== What is needed ==
Copy out each line containing "Auto" from the entries below.

== Given data ==
* Begin *

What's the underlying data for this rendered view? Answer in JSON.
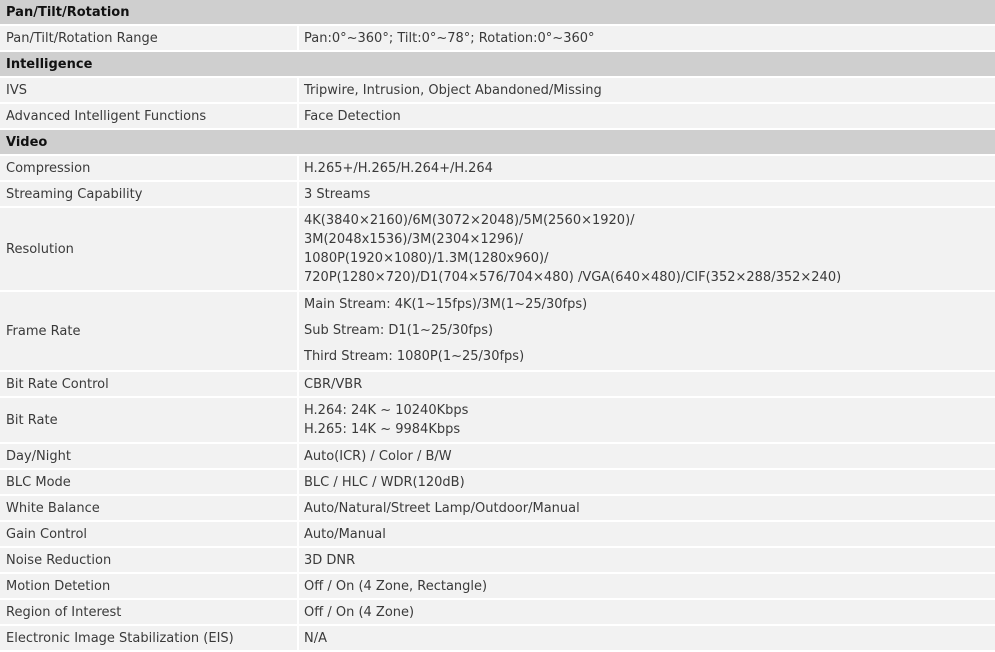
{
  "sections": [
    {
      "title": "Pan/Tilt/Rotation",
      "rows": [
        {
          "label": "Pan/Tilt/Rotation Range",
          "value": "Pan:0°~360°; Tilt:0°~78°; Rotation:0°~360°"
        }
      ]
    },
    {
      "title": "Intelligence",
      "rows": [
        {
          "label": "IVS",
          "value": "Tripwire, Intrusion, Object Abandoned/Missing"
        },
        {
          "label": "Advanced Intelligent Functions",
          "value": "Face Detection"
        }
      ]
    },
    {
      "title": "Video",
      "rows": [
        {
          "label": "Compression",
          "value": "H.265+/H.265/H.264+/H.264"
        },
        {
          "label": "Streaming Capability",
          "value": "3 Streams"
        },
        {
          "label": "Resolution",
          "lines": [
            "4K(3840×2160)/6M(3072×2048)/5M(2560×1920)/",
            "3M(2048x1536)/3M(2304×1296)/",
            "1080P(1920×1080)/1.3M(1280x960)/",
            "720P(1280×720)/D1(704×576/704×480) /VGA(640×480)/CIF(352×288/352×240)"
          ]
        },
        {
          "label": "Frame Rate",
          "lines": [
            "Main Stream: 4K(1~15fps)/3M(1~25/30fps)",
            "Sub Stream: D1(1~25/30fps)",
            "Third Stream: 1080P(1~25/30fps)"
          ]
        },
        {
          "label": "Bit Rate Control",
          "value": "CBR/VBR"
        },
        {
          "label": "Bit Rate",
          "lines": [
            "H.264: 24K ~ 10240Kbps",
            "H.265: 14K ~ 9984Kbps"
          ]
        },
        {
          "label": "Day/Night",
          "value": "Auto(ICR) / Color / B/W"
        },
        {
          "label": "BLC Mode",
          "value": "BLC / HLC / WDR(120dB)"
        },
        {
          "label": "White Balance",
          "value": "Auto/Natural/Street Lamp/Outdoor/Manual"
        },
        {
          "label": "Gain Control",
          "value": "Auto/Manual"
        },
        {
          "label": "Noise Reduction",
          "value": "3D DNR"
        },
        {
          "label": "Motion Detetion",
          "value": "Off / On (4 Zone, Rectangle)"
        },
        {
          "label": "Region of Interest",
          "value": "Off / On (4 Zone)"
        },
        {
          "label": "Electronic Image Stabilization (EIS)",
          "value": "N/A"
        }
      ]
    }
  ]
}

* End *

== Solution below ==
          "value": "Auto(ICR) / Color / B/W"
          "value": "Auto/Natural/Street Lamp/Outdoor/Manual"
          "value": "Auto/Manual"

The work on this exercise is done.